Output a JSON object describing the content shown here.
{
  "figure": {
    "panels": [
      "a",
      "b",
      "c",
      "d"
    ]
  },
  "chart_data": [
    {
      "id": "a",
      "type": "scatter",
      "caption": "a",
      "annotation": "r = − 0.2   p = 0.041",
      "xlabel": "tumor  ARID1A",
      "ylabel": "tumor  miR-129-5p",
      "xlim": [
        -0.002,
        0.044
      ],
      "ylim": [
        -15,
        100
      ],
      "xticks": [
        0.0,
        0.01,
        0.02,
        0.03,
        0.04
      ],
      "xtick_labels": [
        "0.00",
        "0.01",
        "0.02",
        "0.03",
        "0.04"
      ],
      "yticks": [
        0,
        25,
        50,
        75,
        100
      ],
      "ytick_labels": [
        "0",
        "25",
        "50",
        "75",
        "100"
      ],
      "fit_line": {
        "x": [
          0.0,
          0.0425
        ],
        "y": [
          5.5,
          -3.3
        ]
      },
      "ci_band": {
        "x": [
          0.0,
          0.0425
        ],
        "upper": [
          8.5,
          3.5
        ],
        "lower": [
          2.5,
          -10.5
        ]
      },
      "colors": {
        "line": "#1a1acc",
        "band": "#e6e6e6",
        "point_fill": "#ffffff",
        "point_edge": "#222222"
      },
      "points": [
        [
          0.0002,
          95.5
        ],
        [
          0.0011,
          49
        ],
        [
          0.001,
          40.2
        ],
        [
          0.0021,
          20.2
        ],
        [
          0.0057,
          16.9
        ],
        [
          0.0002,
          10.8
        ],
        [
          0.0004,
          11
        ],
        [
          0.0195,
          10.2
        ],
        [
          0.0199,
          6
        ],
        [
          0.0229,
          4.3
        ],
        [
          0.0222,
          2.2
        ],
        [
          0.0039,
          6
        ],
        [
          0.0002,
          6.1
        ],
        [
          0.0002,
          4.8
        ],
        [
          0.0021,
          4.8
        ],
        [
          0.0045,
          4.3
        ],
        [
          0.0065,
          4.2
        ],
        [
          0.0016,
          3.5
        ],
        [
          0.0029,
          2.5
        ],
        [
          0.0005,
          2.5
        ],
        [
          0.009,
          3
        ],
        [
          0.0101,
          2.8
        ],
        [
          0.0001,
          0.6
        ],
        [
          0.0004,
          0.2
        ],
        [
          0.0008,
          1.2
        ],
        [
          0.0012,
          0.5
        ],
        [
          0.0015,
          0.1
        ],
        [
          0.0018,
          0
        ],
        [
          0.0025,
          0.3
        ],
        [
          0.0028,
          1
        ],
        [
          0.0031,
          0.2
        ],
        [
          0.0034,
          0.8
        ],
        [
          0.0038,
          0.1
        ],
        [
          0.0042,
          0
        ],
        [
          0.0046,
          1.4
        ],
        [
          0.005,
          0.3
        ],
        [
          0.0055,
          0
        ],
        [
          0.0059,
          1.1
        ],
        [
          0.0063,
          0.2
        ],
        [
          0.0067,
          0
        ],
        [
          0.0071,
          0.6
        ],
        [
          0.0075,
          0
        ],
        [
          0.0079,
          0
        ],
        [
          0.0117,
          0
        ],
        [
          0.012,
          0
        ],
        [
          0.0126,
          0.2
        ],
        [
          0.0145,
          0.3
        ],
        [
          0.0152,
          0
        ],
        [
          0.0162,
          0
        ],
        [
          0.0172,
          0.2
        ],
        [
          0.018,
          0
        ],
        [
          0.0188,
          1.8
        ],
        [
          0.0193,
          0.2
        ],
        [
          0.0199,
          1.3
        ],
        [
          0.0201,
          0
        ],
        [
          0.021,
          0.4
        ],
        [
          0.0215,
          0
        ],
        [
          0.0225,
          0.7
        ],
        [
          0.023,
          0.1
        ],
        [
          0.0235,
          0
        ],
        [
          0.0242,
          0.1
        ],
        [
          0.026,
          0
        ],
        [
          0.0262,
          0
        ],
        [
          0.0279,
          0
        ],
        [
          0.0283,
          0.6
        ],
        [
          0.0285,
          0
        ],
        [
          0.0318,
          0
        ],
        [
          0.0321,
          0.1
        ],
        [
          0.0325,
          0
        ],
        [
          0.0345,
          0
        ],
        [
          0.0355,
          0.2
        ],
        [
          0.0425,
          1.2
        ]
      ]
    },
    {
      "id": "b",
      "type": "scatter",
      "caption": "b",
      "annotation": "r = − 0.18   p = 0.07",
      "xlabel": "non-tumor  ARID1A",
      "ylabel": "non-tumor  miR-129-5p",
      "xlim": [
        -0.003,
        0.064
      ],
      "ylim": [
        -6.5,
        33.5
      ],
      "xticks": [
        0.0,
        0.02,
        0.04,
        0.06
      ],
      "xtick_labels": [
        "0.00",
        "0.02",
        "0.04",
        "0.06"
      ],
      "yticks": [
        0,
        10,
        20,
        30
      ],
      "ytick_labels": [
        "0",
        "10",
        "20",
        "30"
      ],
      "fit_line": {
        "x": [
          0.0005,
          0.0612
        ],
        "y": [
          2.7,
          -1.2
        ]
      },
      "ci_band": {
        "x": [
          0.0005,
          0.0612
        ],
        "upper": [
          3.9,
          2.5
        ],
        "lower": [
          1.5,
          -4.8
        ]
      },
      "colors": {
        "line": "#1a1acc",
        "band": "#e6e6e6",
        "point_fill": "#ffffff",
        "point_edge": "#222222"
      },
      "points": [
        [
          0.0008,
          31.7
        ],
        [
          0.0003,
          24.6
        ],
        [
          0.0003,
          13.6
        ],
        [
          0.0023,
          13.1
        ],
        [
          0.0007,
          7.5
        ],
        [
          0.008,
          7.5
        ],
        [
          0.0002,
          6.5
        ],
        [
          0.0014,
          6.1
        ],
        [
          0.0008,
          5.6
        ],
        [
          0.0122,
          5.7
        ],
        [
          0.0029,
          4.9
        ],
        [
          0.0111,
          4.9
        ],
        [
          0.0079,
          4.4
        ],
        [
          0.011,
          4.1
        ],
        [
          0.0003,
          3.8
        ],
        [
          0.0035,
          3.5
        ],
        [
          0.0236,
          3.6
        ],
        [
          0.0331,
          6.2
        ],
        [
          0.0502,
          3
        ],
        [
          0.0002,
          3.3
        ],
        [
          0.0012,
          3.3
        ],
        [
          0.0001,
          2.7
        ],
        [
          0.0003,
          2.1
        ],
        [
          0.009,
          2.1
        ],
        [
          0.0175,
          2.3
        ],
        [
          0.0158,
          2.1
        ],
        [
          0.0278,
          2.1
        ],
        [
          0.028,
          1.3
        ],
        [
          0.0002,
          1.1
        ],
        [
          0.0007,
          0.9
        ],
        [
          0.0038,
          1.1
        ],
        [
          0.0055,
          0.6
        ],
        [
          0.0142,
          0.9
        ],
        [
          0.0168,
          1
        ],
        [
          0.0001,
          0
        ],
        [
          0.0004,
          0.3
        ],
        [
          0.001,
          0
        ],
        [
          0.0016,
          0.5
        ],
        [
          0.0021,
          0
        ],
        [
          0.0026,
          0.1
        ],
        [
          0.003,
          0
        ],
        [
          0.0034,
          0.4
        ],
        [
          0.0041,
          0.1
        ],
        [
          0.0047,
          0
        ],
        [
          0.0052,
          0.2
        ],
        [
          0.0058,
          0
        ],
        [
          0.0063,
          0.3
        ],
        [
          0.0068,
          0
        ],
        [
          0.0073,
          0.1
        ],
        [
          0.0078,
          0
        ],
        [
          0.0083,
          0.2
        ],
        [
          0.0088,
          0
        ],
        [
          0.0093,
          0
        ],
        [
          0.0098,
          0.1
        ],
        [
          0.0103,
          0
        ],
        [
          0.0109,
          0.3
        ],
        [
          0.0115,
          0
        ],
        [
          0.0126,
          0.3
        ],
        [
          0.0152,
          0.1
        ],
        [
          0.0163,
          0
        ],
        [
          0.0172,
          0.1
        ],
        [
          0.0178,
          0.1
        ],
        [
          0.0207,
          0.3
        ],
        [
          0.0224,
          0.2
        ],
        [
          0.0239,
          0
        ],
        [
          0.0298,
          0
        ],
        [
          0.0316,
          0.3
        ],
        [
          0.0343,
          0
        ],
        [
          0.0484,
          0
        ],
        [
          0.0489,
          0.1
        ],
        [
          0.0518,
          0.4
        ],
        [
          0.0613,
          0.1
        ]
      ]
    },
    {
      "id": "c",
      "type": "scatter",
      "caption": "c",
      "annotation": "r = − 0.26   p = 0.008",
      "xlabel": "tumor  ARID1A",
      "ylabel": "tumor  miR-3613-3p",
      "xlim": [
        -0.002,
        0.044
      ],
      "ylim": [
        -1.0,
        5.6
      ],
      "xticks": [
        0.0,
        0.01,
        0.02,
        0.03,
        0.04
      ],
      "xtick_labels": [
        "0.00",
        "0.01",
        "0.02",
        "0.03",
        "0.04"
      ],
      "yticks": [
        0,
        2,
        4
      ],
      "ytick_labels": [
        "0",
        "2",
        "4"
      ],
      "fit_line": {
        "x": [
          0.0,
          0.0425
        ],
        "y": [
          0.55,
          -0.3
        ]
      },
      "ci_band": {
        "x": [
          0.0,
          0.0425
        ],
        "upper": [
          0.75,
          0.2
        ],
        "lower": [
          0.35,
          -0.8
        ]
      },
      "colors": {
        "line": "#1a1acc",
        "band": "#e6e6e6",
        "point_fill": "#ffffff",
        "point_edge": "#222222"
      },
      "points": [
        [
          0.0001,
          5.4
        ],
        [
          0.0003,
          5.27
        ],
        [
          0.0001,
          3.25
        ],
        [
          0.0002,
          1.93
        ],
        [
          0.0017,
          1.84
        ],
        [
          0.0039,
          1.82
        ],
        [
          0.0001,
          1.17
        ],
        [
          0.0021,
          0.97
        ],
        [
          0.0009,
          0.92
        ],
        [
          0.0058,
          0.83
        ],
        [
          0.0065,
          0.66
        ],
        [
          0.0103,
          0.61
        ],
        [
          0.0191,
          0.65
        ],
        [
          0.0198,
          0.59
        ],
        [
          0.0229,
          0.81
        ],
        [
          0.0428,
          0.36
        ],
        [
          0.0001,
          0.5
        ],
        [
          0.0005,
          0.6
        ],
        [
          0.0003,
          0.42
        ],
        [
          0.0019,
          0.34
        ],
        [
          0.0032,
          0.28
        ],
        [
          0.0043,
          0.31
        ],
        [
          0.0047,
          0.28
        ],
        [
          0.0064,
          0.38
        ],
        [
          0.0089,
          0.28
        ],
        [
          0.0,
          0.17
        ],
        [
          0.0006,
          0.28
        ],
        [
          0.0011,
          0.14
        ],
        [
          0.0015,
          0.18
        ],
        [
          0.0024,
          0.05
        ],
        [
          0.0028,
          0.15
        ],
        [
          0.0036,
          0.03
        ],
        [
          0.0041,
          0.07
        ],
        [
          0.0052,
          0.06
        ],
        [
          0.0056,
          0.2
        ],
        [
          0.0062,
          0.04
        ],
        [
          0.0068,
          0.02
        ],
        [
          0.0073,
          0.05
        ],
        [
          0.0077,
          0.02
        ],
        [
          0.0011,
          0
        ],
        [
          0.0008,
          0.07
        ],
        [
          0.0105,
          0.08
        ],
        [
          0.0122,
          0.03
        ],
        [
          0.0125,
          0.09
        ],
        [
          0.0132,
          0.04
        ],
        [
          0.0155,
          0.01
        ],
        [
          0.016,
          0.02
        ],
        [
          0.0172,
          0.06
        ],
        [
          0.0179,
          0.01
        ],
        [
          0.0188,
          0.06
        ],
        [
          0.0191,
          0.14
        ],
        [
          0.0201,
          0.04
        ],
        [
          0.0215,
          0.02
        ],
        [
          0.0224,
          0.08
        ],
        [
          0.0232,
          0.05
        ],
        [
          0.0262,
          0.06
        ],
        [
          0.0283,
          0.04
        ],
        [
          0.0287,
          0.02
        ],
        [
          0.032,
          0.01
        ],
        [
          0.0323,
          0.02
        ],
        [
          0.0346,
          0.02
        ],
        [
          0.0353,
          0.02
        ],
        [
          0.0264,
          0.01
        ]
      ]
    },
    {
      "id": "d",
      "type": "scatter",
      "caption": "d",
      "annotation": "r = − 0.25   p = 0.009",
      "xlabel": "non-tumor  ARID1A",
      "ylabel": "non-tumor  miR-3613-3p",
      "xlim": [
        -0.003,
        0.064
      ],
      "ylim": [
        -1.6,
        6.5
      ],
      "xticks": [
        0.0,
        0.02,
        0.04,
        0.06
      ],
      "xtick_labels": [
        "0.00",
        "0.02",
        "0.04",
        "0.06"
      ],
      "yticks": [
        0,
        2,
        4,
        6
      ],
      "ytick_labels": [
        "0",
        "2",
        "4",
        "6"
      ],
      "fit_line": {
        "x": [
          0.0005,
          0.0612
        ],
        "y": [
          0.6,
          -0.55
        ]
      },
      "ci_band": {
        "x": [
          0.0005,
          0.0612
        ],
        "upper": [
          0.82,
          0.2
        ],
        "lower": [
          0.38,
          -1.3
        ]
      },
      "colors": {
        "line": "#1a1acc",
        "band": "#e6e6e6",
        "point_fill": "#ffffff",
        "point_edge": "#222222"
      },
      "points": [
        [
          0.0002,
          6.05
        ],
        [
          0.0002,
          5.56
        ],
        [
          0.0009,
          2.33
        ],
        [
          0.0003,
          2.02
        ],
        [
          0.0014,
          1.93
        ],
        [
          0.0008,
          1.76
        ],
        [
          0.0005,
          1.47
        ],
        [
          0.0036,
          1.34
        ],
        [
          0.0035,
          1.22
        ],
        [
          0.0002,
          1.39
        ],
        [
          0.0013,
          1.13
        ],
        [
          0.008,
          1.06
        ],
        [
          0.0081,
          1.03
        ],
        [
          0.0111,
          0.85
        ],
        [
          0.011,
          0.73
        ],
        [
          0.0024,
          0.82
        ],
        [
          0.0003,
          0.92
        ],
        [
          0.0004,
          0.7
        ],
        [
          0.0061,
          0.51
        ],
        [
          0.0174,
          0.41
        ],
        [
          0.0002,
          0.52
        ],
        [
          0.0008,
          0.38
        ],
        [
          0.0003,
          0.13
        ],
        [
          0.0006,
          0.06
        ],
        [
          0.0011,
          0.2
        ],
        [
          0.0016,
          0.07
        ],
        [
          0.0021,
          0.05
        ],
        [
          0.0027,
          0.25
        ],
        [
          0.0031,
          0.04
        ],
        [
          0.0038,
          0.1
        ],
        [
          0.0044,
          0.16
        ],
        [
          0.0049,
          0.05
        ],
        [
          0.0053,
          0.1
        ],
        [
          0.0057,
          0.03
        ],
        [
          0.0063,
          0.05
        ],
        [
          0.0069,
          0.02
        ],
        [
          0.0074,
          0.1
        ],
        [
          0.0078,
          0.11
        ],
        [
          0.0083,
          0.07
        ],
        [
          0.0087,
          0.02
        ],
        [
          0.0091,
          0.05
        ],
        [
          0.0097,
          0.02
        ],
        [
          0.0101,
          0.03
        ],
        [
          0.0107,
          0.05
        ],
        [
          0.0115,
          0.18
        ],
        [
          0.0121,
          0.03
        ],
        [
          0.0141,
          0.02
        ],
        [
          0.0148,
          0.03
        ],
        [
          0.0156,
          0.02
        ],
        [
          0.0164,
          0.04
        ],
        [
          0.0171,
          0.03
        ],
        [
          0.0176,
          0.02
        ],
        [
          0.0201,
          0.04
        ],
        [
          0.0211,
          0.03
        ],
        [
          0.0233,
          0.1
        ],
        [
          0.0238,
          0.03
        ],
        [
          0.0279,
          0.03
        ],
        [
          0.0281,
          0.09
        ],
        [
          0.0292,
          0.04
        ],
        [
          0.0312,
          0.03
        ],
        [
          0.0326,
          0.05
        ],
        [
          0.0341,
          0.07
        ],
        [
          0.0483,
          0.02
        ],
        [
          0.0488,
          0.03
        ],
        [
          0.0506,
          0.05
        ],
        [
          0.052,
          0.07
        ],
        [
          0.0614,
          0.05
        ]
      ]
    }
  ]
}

◆ ◆ ◆ ◆

Across the data above, how many lines include the word "ylabel"? Give only the count.

* _Answer to the exercise_
4